== WORK TO COMPLETE ==
Below are the records; count how many of their lines carry "varm" and give only the number.

Text content records for pages
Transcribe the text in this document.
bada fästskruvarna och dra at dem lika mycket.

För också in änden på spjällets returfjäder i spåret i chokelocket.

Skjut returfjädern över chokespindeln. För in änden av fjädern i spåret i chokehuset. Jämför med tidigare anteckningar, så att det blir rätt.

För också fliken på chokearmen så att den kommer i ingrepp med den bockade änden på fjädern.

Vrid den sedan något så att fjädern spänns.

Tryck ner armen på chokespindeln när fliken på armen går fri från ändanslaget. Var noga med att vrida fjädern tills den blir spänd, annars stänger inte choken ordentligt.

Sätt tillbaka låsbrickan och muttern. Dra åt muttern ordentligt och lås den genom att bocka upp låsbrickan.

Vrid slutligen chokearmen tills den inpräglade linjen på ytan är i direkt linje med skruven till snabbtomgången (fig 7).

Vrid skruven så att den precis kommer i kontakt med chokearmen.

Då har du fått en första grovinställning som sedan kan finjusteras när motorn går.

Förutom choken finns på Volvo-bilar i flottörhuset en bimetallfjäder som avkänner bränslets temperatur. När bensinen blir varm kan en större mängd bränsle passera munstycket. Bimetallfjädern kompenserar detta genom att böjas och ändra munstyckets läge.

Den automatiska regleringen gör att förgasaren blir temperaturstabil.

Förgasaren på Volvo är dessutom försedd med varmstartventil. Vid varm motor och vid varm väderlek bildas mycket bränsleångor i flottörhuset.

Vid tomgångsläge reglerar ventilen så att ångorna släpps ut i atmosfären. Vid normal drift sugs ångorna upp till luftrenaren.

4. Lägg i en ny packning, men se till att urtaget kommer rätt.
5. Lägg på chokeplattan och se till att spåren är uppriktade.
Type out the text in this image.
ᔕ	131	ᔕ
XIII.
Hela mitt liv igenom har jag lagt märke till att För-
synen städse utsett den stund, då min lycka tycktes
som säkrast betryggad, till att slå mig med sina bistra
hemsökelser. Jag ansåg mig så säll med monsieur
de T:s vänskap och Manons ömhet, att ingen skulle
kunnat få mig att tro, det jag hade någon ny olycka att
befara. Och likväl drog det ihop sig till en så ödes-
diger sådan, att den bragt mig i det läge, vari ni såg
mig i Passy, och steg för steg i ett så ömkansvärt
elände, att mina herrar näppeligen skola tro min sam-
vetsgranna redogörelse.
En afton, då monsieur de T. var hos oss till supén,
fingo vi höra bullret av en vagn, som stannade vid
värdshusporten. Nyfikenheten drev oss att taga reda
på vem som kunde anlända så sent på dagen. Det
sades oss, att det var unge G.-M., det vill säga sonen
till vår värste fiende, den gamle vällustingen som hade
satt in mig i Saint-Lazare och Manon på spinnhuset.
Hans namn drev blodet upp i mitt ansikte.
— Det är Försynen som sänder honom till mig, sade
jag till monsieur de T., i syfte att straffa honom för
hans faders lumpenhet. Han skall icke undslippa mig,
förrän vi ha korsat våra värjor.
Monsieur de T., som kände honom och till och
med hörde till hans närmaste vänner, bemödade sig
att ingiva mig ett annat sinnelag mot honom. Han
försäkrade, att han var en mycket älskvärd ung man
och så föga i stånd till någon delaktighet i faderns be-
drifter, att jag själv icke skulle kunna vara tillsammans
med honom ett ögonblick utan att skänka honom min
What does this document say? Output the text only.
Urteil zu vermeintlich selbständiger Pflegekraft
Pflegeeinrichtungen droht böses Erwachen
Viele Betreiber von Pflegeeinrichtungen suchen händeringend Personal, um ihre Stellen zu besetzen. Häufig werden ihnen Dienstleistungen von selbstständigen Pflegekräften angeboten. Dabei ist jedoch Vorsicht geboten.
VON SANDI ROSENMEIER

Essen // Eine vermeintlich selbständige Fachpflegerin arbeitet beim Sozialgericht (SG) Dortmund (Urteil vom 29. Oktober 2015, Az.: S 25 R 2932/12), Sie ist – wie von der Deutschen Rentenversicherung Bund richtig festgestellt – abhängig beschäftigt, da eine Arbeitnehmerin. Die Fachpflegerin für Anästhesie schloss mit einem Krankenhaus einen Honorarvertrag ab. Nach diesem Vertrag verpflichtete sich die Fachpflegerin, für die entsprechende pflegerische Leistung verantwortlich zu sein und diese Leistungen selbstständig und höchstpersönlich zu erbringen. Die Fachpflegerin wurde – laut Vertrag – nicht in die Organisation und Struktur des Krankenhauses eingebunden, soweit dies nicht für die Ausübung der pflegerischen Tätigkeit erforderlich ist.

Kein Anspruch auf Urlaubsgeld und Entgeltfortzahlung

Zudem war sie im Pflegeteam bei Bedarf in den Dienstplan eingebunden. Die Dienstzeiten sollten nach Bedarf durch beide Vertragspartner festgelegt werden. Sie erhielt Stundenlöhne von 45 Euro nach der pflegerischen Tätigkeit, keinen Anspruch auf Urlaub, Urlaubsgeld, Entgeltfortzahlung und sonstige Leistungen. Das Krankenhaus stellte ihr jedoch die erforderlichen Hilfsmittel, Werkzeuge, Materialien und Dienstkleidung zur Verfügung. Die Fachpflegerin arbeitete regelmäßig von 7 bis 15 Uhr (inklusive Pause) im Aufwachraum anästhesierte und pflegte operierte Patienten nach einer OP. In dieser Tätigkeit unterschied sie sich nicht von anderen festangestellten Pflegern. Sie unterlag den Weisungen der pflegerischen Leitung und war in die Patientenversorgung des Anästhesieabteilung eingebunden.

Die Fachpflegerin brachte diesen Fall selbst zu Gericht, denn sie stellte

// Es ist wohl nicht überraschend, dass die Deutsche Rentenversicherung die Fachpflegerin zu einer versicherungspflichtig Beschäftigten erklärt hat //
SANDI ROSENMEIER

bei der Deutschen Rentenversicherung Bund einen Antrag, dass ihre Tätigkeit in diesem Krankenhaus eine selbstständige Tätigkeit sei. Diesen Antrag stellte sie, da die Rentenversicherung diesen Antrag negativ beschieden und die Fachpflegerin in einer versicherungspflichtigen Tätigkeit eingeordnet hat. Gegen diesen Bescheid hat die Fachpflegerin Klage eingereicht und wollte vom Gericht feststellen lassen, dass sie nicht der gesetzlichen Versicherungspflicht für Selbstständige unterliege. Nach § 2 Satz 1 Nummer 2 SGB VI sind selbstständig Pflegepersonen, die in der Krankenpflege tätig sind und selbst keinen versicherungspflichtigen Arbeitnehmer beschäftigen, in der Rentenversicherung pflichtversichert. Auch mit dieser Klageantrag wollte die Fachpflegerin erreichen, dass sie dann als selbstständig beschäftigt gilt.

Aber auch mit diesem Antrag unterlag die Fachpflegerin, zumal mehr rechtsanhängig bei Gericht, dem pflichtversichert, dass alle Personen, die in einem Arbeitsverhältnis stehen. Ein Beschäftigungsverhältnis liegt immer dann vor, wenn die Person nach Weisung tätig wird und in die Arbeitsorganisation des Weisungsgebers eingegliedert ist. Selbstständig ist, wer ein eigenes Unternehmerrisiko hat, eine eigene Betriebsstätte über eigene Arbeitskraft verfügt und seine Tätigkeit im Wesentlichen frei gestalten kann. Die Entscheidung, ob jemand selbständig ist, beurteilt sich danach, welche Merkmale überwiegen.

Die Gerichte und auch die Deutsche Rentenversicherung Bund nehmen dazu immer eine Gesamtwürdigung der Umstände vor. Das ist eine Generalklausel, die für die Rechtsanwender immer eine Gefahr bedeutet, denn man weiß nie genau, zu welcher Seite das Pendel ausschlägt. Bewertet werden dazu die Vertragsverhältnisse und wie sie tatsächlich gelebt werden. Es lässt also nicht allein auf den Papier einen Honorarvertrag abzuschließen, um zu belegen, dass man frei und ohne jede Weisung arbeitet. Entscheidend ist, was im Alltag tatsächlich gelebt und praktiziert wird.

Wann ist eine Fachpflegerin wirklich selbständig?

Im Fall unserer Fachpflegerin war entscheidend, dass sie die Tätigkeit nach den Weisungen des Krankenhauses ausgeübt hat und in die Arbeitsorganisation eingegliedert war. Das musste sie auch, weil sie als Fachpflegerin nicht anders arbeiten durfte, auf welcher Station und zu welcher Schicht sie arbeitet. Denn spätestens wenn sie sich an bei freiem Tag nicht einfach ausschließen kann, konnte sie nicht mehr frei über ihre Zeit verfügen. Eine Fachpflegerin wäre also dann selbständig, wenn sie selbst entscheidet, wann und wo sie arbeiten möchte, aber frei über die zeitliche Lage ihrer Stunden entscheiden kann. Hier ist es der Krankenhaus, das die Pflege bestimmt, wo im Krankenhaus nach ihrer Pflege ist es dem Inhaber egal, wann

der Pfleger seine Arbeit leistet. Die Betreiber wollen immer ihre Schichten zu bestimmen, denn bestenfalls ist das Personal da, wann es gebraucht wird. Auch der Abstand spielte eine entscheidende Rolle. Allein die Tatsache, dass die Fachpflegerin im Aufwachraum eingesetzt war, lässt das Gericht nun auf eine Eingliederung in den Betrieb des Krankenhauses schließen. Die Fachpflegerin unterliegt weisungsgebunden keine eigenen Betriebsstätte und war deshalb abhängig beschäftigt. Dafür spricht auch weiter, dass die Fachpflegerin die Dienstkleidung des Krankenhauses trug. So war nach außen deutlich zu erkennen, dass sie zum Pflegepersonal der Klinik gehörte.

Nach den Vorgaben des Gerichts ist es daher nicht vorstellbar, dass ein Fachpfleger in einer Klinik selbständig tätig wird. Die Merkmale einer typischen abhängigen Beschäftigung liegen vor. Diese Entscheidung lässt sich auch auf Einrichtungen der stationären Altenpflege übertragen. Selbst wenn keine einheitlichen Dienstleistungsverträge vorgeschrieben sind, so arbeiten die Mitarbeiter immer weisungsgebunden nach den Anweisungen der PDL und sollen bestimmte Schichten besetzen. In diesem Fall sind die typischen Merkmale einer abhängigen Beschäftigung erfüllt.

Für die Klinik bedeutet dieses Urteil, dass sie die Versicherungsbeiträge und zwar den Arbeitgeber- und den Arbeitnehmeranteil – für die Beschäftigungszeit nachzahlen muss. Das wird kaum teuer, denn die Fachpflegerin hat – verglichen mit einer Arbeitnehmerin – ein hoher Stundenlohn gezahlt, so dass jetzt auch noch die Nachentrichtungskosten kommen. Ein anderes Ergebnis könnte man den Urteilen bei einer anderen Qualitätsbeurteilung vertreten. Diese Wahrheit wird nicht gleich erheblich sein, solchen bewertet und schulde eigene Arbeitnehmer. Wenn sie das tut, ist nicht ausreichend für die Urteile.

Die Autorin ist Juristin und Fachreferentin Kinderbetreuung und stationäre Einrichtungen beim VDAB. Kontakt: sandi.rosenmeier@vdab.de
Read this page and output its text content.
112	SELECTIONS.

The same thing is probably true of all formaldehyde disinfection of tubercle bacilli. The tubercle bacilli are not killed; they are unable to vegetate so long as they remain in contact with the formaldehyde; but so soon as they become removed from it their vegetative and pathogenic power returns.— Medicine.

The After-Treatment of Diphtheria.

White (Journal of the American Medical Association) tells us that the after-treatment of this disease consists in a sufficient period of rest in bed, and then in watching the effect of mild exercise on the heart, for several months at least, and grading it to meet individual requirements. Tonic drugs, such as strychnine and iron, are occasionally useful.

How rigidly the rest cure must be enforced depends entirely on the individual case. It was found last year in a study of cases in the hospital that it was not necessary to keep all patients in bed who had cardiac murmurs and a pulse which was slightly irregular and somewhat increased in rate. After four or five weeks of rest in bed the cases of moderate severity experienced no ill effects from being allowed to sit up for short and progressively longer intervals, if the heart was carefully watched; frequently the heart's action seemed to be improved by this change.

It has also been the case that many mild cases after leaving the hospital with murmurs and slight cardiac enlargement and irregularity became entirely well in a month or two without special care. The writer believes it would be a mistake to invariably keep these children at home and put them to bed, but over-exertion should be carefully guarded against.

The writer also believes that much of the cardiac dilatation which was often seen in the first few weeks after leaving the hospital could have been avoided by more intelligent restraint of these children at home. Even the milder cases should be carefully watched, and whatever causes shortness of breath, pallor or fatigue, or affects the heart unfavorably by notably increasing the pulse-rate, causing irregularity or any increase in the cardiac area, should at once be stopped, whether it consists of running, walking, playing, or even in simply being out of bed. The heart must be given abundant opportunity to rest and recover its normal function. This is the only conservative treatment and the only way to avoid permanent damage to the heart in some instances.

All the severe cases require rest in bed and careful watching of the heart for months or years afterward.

== ANSWER TO THIS TASK ==
2